## Recorded data
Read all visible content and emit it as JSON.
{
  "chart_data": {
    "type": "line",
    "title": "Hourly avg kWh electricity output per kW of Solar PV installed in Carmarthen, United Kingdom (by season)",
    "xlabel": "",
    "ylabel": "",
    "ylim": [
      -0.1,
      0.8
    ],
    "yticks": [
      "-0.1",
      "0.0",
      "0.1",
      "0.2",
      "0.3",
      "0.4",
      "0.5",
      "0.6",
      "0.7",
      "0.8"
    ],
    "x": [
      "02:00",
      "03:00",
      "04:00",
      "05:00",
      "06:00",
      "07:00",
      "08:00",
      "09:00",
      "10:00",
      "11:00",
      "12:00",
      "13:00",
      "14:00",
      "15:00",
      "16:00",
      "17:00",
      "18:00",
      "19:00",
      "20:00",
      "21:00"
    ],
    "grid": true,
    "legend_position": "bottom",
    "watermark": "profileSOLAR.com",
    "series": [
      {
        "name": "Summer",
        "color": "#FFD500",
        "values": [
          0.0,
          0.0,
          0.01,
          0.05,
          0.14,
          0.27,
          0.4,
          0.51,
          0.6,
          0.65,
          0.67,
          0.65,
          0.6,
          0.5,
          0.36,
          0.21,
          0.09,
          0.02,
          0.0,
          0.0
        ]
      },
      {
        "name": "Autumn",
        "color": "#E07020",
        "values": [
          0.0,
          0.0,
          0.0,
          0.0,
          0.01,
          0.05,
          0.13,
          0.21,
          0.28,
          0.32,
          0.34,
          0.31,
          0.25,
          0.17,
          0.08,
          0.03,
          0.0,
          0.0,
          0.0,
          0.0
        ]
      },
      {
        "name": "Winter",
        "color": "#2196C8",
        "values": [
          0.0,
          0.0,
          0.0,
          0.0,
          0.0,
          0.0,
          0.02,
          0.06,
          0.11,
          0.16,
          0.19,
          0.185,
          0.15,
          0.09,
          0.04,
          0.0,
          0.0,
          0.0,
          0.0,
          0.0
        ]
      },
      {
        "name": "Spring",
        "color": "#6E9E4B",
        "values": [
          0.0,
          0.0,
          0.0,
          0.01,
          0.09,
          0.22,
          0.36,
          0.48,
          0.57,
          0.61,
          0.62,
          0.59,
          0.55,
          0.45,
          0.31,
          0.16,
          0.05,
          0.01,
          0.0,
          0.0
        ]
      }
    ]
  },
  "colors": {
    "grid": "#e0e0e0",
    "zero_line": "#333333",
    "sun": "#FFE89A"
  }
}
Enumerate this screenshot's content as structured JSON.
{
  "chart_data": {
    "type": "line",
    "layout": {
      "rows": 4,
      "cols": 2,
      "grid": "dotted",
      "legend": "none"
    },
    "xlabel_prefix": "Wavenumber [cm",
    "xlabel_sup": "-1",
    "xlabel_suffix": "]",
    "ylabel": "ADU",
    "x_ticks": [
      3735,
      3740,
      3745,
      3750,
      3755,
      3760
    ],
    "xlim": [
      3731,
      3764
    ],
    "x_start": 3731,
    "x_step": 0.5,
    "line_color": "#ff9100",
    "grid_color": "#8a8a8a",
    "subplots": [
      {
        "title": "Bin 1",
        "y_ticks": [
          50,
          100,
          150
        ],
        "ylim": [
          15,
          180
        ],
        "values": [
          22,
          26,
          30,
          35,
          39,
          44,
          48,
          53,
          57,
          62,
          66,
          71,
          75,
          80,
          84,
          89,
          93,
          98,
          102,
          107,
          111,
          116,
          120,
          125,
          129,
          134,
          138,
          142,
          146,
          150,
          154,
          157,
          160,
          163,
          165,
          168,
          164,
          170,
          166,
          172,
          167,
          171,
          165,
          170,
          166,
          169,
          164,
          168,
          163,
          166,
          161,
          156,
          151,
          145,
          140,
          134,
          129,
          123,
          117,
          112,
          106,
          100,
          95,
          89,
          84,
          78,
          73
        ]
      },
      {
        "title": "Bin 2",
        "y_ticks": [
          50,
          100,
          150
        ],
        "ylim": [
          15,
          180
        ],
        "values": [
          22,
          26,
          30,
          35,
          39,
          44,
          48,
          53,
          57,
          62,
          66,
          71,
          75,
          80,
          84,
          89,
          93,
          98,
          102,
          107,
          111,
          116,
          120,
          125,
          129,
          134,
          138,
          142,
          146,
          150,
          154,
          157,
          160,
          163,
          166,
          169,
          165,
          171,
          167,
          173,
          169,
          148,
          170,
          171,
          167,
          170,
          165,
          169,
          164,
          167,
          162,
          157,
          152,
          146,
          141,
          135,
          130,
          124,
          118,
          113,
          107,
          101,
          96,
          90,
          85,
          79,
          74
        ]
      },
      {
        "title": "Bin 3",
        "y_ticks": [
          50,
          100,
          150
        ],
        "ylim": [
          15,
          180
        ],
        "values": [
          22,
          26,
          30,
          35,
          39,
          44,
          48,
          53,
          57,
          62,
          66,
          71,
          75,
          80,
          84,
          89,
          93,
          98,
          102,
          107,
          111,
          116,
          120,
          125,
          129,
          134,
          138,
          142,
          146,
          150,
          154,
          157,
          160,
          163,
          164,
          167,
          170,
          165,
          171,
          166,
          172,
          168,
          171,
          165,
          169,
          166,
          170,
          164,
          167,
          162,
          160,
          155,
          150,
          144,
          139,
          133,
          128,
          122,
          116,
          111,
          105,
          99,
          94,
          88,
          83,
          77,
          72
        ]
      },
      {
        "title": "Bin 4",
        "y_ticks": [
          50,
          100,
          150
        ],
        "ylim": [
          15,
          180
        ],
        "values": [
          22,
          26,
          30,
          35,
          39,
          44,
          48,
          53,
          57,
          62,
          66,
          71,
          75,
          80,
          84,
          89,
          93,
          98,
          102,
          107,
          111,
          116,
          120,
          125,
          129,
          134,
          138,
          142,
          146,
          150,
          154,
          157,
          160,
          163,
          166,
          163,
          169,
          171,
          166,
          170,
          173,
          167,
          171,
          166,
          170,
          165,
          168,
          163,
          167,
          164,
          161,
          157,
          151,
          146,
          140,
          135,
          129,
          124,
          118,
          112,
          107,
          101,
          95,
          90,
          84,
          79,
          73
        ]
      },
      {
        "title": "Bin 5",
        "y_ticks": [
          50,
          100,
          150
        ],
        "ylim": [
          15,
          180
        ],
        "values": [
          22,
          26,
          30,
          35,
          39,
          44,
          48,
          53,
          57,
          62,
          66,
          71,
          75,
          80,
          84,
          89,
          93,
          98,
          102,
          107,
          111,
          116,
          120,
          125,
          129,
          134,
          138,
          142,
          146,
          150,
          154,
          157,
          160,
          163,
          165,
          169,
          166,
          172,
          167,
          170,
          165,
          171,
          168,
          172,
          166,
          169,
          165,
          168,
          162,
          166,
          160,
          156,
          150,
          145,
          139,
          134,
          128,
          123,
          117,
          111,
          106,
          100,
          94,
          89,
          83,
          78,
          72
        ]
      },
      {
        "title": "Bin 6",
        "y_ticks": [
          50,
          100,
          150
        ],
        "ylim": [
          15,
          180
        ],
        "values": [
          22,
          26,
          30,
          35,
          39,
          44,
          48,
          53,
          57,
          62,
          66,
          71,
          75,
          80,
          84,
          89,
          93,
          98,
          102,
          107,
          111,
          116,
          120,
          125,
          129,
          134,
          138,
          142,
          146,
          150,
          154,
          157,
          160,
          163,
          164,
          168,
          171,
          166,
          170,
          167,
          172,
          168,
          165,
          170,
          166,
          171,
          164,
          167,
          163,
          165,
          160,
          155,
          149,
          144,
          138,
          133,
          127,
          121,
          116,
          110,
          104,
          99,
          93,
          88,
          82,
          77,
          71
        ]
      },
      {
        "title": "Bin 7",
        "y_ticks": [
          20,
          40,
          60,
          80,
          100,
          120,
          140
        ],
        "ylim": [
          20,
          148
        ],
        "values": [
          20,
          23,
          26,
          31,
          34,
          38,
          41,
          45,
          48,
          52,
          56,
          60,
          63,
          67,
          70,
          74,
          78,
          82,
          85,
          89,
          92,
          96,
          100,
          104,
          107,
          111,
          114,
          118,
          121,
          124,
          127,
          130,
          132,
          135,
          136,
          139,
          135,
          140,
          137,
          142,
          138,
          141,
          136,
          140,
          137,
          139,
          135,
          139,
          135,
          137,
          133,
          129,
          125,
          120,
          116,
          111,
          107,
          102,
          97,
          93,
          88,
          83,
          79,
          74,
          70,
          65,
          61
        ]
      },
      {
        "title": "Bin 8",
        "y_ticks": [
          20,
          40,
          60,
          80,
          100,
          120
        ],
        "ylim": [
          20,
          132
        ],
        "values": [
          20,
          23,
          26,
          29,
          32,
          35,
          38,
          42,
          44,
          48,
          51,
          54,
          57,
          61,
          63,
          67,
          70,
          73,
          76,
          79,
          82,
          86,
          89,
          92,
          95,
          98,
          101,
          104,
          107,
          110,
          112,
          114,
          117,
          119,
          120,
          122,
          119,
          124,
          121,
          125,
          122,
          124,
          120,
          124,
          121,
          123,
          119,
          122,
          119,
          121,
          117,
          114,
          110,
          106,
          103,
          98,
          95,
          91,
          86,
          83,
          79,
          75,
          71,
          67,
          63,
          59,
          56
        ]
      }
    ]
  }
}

## Written exercise
Identify all lines in the records above with the word "JSON".

## Completed exercise
Read all visible content and emit it as JSON.
Enumerate this screenshot's content as structured JSON.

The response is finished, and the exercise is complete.